▶ **Task goal**:
Extract every line of the material that holds the string "Triangles".

═══ Entries

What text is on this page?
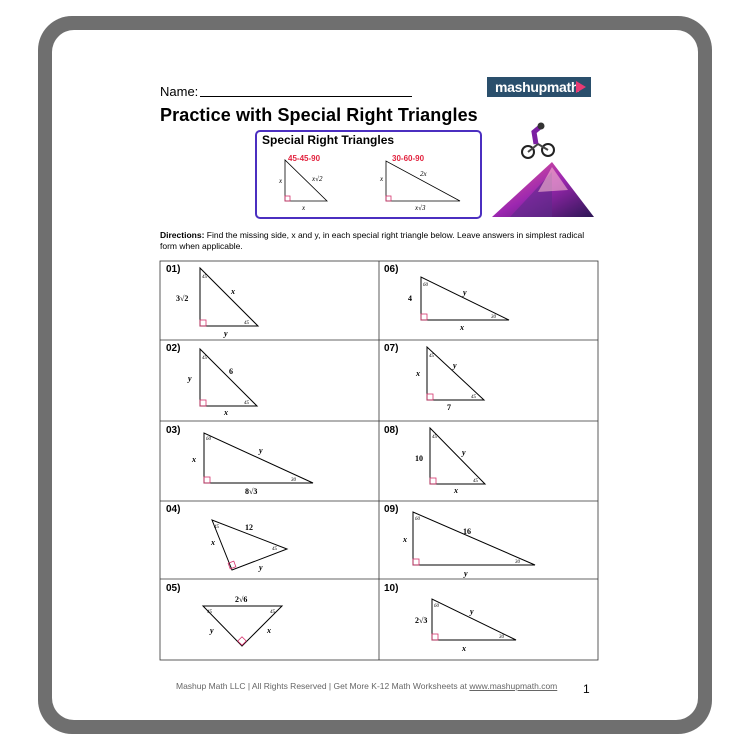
Name:	mashupmath
Practice with Special Right Triangles
Special Right Triangles
45-45-90	30-60-90
Directions: Find the missing side, x and y, in each special right triangle below. Leave answers in simplest radical form when applicable.
x
x
x√2	x
x√3
2x
45
45
45
45
60
30
45
45
45	45
60
30
45
45
45
45
60
30
60
30
3√2
x
y
6
y
x
8√3
x
y
12
x
y
2√6
y	x
4
y
x
7
x
y
10
y
x
16
x
y
2√3
y
x
01)
02)
03)
04)
05)
06)
07)
08)
09)
10)
Mashup Math LLC | All Rights Reserved | Get More K-12 Math Worksheets at www.mashupmath.com 1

══════

▶ **Solution to the problem**:
Practice with Special Right Triangles
Special Right Triangles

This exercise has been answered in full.